»»

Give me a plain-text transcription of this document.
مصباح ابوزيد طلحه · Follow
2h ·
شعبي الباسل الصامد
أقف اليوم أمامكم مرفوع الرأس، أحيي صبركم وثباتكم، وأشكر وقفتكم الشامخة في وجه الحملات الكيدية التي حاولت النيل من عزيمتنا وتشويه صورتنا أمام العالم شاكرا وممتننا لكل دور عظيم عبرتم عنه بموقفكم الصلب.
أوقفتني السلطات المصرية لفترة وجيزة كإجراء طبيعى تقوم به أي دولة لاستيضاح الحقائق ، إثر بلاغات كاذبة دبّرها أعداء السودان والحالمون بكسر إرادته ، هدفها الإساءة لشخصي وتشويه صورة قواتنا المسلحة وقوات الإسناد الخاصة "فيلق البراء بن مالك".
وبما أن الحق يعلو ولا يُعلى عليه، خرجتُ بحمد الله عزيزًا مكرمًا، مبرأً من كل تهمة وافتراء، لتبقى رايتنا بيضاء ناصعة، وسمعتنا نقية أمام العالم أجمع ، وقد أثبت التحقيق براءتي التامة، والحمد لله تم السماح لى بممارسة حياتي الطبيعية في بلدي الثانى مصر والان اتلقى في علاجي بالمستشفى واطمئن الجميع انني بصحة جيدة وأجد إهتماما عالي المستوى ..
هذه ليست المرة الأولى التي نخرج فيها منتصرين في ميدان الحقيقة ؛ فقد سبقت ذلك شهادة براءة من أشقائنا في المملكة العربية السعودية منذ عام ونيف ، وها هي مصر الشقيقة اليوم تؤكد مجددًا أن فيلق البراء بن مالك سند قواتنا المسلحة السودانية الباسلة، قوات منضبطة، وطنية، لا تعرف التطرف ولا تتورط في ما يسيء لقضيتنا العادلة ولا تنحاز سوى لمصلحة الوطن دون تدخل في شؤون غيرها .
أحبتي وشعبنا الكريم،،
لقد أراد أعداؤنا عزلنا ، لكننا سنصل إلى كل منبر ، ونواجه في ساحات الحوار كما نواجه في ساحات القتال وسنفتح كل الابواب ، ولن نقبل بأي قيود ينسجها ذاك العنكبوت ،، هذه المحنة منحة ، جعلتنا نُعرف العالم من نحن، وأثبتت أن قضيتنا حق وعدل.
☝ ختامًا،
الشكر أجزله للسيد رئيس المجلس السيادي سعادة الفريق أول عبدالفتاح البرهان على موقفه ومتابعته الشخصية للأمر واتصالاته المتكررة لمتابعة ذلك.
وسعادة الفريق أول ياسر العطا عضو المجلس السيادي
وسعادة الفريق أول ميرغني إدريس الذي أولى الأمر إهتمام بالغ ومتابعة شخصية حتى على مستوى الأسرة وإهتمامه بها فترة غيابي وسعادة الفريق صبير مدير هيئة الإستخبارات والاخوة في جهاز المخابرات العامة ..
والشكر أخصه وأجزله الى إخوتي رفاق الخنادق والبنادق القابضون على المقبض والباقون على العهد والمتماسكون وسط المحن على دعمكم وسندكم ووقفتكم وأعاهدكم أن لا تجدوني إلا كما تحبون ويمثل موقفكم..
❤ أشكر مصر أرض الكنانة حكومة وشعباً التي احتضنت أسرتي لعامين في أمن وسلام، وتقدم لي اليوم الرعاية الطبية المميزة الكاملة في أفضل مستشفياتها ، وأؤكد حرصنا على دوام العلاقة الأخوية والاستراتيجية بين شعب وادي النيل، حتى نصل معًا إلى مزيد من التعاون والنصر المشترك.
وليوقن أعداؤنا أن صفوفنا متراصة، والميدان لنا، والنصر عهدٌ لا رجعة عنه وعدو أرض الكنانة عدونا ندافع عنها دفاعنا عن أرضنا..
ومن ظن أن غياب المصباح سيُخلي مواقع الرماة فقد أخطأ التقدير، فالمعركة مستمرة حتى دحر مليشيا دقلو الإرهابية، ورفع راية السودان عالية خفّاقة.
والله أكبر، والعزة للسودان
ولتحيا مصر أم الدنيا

««

What you should do =>
Recopy the entries above in their entirety, exactly.

Finished task =>
Give me a plain-text transcription of this document.
مصباح ابوزيد طلحه · Follow
2h ·
شعبي الباسل الصامد
أقف اليوم أمامكم مرفوع الرأس، أحيي صبركم وثباتكم، وأشكر وقفتكم الشامخة في وجه الحملات الكيدية التي حاولت النيل من عزيمتنا وتشويه صورتنا أمام العالم شاكرا وممتننا لكل دور عظيم عبرتم عنه بموقفكم الصلب.
أوقفتني السلطات المصرية لفترة وجيزة كإجراء طبيعى تقوم به أي دولة لاستيضاح الحقائق ، إثر بلاغات كاذبة دبّرها أعداء السودان والحالمون بكسر إرادته ، هدفها الإساءة لشخصي وتشويه صورة قواتنا المسلحة وقوات الإسناد الخاصة "فيلق البراء بن مالك".
وبما أن الحق يعلو ولا يُعلى عليه، خرجتُ بحمد الله عزيزًا مكرمًا، مبرأً من كل تهمة وافتراء، لتبقى رايتنا بيضاء ناصعة، وسمعتنا نقية أمام العالم أجمع ، وقد أثبت التحقيق براءتي التامة، والحمد لله تم السماح لى بممارسة حياتي الطبيعية في بلدي الثانى مصر والان اتلقى في علاجي بالمستشفى واطمئن الجميع انني بصحة جيدة وأجد إهتماما عالي المستوى ..
هذه ليست المرة الأولى التي نخرج فيها منتصرين في ميدان الحقيقة ؛ فقد سبقت ذلك شهادة براءة من أشقائنا في المملكة العربية السعودية منذ عام ونيف ، وها هي مصر الشقيقة اليوم تؤكد مجددًا أن فيلق البراء بن مالك سند قواتنا المسلحة السودانية الباسلة، قوات منضبطة، وطنية، لا تعرف التطرف ولا تتورط في ما يسيء لقضيتنا العادلة ولا تنحاز سوى لمصلحة الوطن دون تدخل في شؤون غيرها .
أحبتي وشعبنا الكريم،،
لقد أراد أعداؤنا عزلنا ، لكننا سنصل إلى كل منبر ، ونواجه في ساحات الحوار كما نواجه في ساحات القتال وسنفتح كل الابواب ، ولن نقبل بأي قيود ينسجها ذاك العنكبوت ،، هذه المحنة منحة ، جعلتنا نُعرف العالم من نحن، وأثبتت أن قضيتنا حق وعدل.
☝ ختامًا،
الشكر أجزله للسيد رئيس المجلس السيادي سعادة الفريق أول عبدالفتاح البرهان على موقفه ومتابعته الشخصية للأمر واتصالاته المتكررة لمتابعة ذلك.
وسعادة الفريق أول ياسر العطا عضو المجلس السيادي
وسعادة الفريق أول ميرغني إدريس الذي أولى الأمر إهتمام بالغ ومتابعة شخصية حتى على مستوى الأسرة وإهتمامه بها فترة غيابي وسعادة الفريق صبير مدير هيئة الإستخبارات والاخوة في جهاز المخابرات العامة ..
والشكر أخصه وأجزله الى إخوتي رفاق الخنادق والبنادق القابضون على المقبض والباقون على العهد والمتماسكون وسط المحن على دعمكم وسندكم ووقفتكم وأعاهدكم أن لا تجدوني إلا كما تحبون ويمثل موقفكم..
❤ أشكر مصر أرض الكنانة حكومة وشعباً التي احتضنت أسرتي لعامين في أمن وسلام، وتقدم لي اليوم الرعاية الطبية المميزة الكاملة في أفضل مستشفياتها ، وأؤكد حرصنا على دوام العلاقة الأخوية والاستراتيجية بين شعب وادي النيل، حتى نصل معًا إلى مزيد من التعاون والنصر المشترك.
وليوقن أعداؤنا أن صفوفنا متراصة، والميدان لنا، والنصر عهدٌ لا رجعة عنه وعدو أرض الكنانة عدونا ندافع عنها دفاعنا عن أرضنا..
ومن ظن أن غياب المصباح سيُخلي مواقع الرماة فقد أخطأ التقدير، فالمعركة مستمرة حتى دحر مليشيا دقلو الإرهابية، ورفع راية السودان عالية خفّاقة.
والله أكبر، والعزة للسودان
ولتحيا مصر أم الدنيا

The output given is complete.